_JOB_: Write out the material exactly. Do not include the pictures.

** Begin LISTING **

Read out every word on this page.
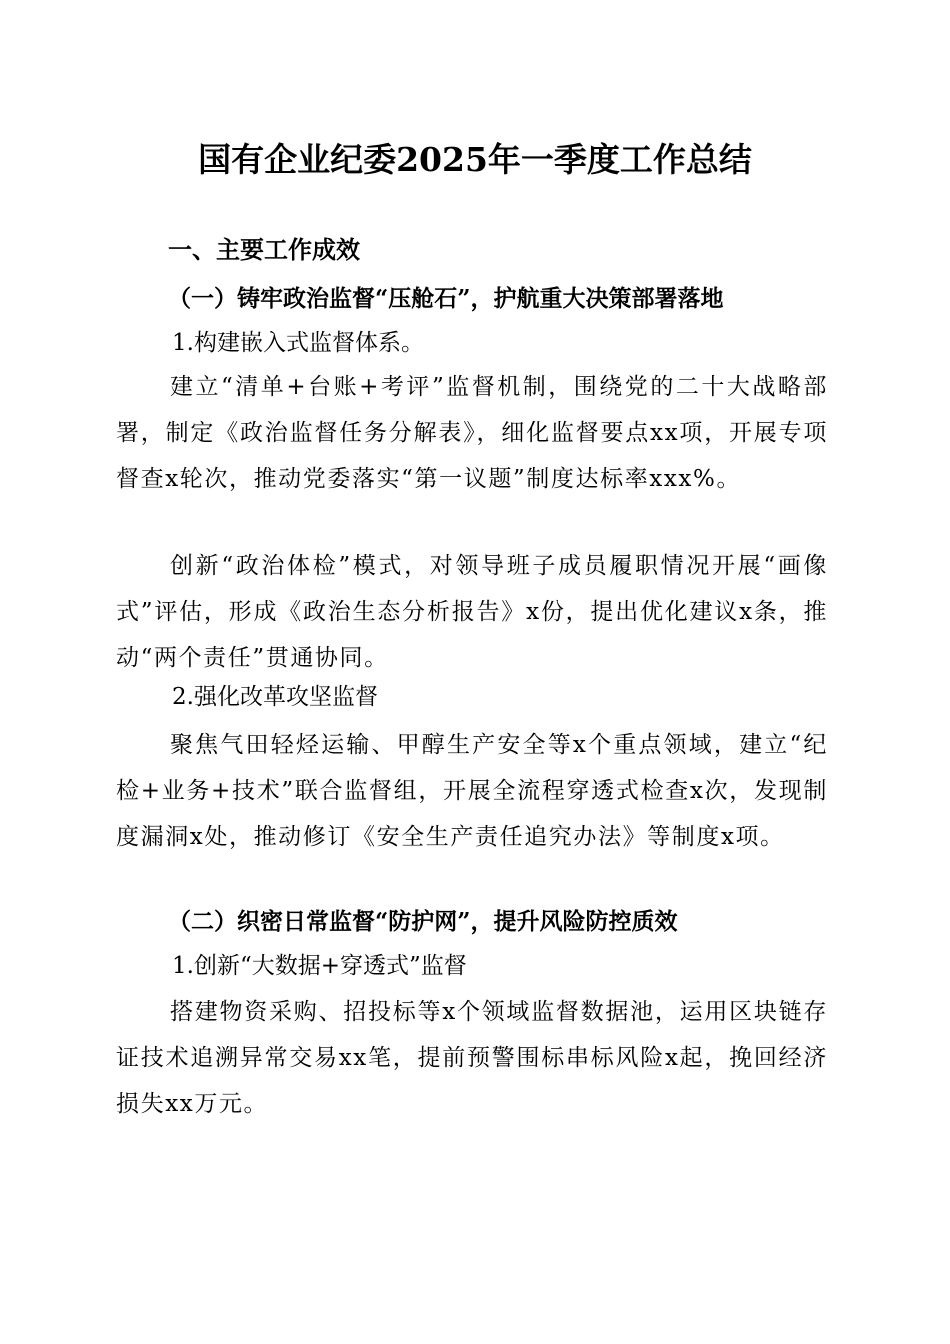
国有企业纪委2025年一季度工作总结
一、主要工作成效
（一）铸牢政治监督“压舱石”，护航重大决策部署落地
1.构建嵌入式监督体系。

建立“清单+台账+考评”监督机制，围绕党的二十大战略部署，制定《政治监督任务分解表》，细化监督要点xx项，开展专项督查x轮次，推动党委落实“第一议题”制度达标率xxx%。

创新“政治体检”模式，对领导班子成员履职情况开展“画像式”评估，形成《政治生态分析报告》x份，提出优化建议x条，推动“两个责任”贯通协同。

2.强化改革攻坚监督

聚焦气田轻烃运输、甲醇生产安全等x个重点领域，建立“纪检+业务+技术”联合监督组，开展全流程穿透式检查x次，发现制度漏洞x处，推动修订《安全生产责任追究办法》等制度x项。

（二）织密日常监督“防护网”，提升风险防控质效
1.创新“大数据+穿透式”监督

搭建物资采购、招投标等x个领域监督数据池，运用区块链存证技术追溯异常交易xx笔，提前预警围标串标风险x起，挽回经济损失xx万元。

** End LISTING **

_REPLY_:
Read out every word on this page.
国有企业纪委2025年一季度工作总结
一、主要工作成效
（一）铸牢政治监督“压舱石”，护航重大决策部署落地
1.构建嵌入式监督体系。

建立“清单+台账+考评”监督机制，围绕党的二十大战略部署，制定《政治监督任务分解表》，细化监督要点xx项，开展专项督查x轮次，推动党委落实“第一议题”制度达标率xxx%。

创新“政治体检”模式，对领导班子成员履职情况开展“画像式”评估，形成《政治生态分析报告》x份，提出优化建议x条，推动“两个责任”贯通协同。

2.强化改革攻坚监督

聚焦气田轻烃运输、甲醇生产安全等x个重点领域，建立“纪检+业务+技术”联合监督组，开展全流程穿透式检查x次，发现制度漏洞x处，推动修订《安全生产责任追究办法》等制度x项。

（二）织密日常监督“防护网”，提升风险防控质效
1.创新“大数据+穿透式”监督

搭建物资采购、招投标等x个领域监督数据池，运用区块链存证技术追溯异常交易xx笔，提前预警围标串标风险x起，挽回经济损失xx万元。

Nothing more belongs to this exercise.